■ **THE EXERCISE**:
Track down every line below that holds "keys" and copy it.

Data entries

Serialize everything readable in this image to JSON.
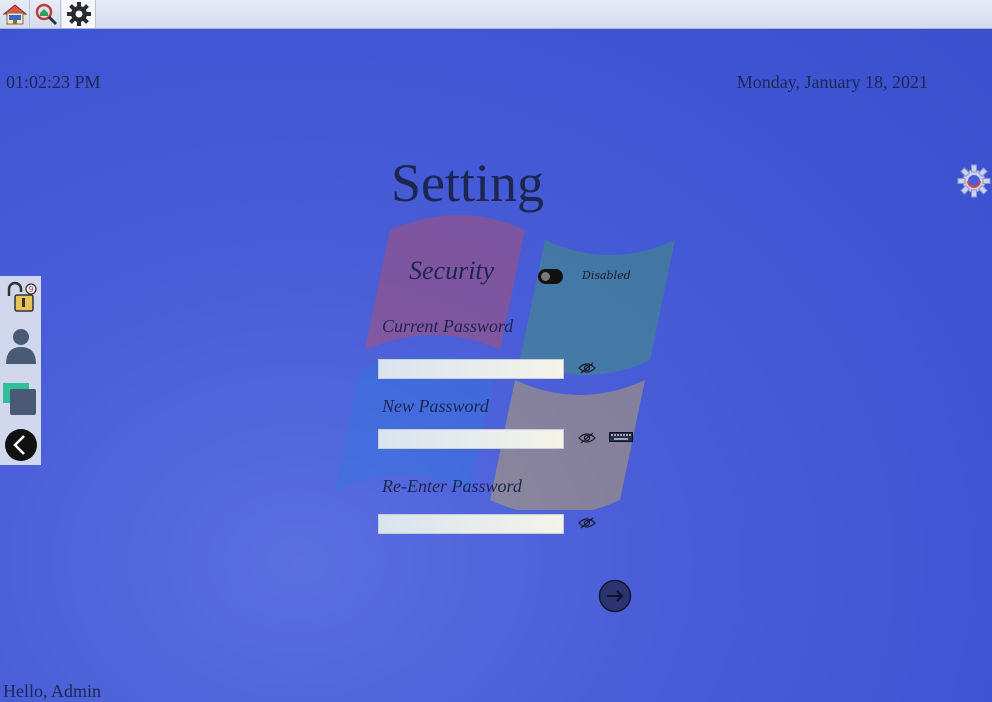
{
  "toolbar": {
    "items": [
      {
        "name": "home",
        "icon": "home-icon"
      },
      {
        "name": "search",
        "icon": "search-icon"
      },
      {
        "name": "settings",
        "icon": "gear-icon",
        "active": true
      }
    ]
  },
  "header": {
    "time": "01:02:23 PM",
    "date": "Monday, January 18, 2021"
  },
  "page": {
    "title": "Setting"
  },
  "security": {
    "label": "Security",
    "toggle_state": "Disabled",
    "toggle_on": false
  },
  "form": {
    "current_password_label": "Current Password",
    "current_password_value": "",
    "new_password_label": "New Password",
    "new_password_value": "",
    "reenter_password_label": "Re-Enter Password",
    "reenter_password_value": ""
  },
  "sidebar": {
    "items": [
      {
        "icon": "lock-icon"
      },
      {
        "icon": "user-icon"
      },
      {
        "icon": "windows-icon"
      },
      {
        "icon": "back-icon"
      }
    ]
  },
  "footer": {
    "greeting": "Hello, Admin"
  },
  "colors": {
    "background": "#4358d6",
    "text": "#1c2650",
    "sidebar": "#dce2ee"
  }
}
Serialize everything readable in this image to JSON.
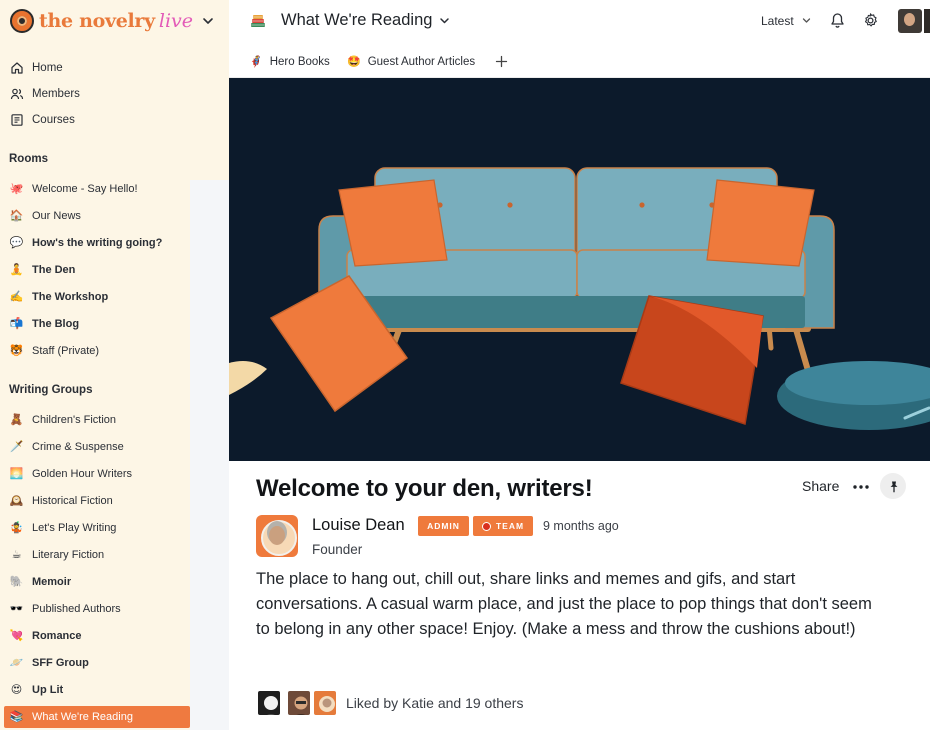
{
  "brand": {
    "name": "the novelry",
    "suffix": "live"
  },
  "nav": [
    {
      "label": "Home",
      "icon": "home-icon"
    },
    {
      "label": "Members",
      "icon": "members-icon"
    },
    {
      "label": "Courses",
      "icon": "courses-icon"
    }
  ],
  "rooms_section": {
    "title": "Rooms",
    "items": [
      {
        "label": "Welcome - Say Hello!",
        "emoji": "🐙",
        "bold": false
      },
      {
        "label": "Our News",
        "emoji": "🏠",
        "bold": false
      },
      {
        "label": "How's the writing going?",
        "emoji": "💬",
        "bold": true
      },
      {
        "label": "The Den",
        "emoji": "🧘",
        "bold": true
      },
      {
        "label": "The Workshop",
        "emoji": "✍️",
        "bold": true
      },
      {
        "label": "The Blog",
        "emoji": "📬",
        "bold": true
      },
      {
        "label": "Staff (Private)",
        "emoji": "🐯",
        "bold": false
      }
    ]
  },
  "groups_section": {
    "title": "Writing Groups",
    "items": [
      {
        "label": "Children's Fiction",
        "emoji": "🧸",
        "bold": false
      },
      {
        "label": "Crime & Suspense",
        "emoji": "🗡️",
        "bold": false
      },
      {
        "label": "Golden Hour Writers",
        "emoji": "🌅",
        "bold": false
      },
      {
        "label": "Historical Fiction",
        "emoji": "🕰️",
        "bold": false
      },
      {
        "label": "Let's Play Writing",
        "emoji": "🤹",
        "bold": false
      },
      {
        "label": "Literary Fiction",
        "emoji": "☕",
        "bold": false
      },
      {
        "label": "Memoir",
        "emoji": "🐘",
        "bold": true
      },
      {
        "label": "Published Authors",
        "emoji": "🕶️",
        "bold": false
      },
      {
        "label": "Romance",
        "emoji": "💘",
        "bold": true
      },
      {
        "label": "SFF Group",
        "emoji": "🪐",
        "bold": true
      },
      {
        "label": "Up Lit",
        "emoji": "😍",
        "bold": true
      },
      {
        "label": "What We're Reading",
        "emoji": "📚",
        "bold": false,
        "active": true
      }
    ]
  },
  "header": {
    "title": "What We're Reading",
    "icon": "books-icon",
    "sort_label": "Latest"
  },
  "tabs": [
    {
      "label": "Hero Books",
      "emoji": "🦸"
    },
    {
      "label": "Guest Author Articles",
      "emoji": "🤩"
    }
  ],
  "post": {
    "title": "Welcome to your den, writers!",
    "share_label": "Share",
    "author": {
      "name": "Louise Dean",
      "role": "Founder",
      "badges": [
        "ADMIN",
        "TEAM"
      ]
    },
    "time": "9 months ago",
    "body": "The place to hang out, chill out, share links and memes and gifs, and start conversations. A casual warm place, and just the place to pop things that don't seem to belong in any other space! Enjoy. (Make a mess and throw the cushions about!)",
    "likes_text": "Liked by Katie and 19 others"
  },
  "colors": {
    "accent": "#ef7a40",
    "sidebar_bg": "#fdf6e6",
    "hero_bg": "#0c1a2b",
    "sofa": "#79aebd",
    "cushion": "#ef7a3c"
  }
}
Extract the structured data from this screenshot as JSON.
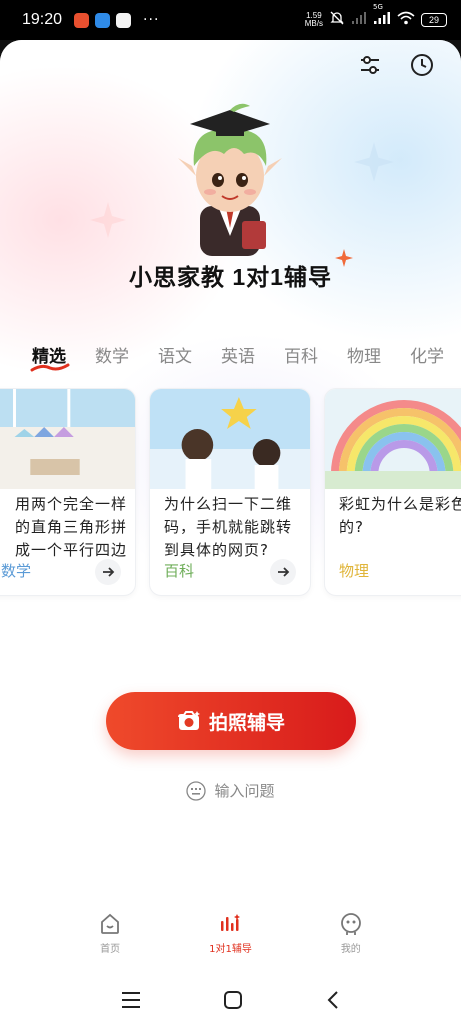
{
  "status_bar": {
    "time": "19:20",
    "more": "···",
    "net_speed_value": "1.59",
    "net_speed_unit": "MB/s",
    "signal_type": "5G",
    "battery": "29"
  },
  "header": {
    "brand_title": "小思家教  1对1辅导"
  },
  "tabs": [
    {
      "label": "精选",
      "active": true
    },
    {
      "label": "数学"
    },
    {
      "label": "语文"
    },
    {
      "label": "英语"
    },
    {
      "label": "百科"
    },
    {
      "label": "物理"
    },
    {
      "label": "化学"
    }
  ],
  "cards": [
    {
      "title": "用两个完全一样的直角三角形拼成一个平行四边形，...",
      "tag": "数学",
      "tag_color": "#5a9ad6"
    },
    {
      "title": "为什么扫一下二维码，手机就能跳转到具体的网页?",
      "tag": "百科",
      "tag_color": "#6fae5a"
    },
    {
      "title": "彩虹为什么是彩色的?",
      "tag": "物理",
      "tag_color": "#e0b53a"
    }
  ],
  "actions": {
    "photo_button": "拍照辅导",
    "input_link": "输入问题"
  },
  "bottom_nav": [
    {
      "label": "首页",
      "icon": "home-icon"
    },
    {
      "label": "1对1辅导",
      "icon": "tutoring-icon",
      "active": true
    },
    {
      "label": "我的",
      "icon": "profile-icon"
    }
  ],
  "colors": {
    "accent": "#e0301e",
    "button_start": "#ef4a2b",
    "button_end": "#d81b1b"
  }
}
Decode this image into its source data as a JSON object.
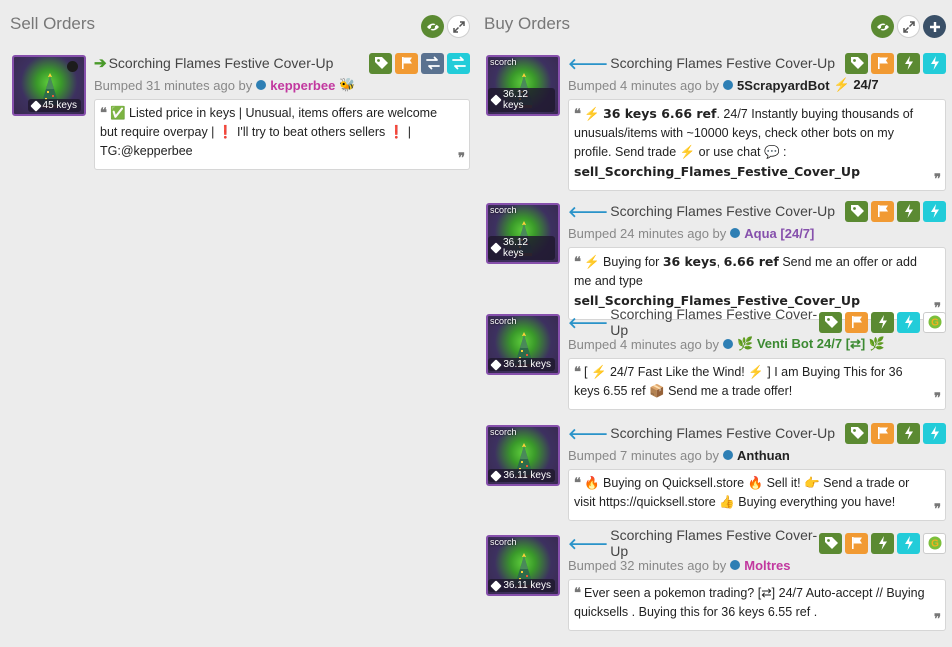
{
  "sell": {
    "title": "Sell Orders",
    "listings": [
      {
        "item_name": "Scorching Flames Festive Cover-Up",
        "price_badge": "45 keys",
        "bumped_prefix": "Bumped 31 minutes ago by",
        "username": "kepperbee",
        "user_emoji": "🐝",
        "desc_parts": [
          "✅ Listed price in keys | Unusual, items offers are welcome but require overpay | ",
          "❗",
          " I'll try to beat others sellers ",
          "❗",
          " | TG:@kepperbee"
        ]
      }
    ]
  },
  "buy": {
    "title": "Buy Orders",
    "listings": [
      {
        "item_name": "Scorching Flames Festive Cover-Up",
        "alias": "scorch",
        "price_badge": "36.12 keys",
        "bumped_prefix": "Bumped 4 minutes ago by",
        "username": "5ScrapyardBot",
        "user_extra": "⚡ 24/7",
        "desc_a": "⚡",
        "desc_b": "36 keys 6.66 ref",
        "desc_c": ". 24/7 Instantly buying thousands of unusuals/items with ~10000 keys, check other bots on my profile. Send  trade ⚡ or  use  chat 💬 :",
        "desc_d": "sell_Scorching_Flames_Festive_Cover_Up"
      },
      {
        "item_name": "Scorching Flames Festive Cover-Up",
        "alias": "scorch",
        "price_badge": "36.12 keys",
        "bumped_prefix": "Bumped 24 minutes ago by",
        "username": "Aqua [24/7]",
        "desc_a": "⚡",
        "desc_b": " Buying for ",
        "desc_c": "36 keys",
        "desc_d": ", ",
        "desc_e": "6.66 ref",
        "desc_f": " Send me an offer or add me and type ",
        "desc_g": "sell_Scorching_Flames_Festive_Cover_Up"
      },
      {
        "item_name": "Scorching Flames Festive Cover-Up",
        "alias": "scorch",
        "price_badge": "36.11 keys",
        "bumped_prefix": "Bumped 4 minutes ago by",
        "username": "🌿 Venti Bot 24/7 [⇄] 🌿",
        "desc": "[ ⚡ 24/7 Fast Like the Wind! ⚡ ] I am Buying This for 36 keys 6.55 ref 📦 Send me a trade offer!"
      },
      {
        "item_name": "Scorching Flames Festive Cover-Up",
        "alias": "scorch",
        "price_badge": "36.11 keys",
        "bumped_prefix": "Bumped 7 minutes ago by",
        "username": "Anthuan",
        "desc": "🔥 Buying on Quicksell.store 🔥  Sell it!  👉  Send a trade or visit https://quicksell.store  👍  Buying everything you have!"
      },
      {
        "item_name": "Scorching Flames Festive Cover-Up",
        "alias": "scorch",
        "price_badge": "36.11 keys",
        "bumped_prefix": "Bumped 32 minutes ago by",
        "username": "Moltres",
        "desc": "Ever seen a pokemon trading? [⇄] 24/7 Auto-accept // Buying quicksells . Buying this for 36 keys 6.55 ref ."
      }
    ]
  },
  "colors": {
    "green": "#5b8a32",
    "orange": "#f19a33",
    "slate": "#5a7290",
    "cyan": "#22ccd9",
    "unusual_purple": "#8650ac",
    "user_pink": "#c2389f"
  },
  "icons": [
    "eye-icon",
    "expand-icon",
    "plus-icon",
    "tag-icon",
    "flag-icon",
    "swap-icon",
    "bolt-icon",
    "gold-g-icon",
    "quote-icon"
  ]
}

■ **WRITTEN SOLUTION**:
        "price_badge": "45 keys",
          "✅ Listed price in keys | Unusual, items offers are welcome but require overpay | ",
        "price_badge": "36.12 keys",
        "desc_b": "36 keys 6.66 ref",
        "desc_c": ". 24/7 Instantly buying thousands of unusuals/items with ~10000 keys, check other bots on my profile. Send  trade ⚡ or  use  chat 💬 :",
        "price_badge": "36.12 keys",
        "desc_c": "36 keys",
        "price_badge": "36.11 keys",
        "desc": "[ ⚡ 24/7 Fast Like the Wind! ⚡ ] I am Buying This for 36 keys 6.55 ref 📦 Send me a trade offer!"
        "price_badge": "36.11 keys",
        "price_badge": "36.11 keys",
        "desc": "Ever seen a pokemon trading? [⇄] 24/7 Auto-accept // Buying quicksells . Buying this for 36 keys 6.55 ref ."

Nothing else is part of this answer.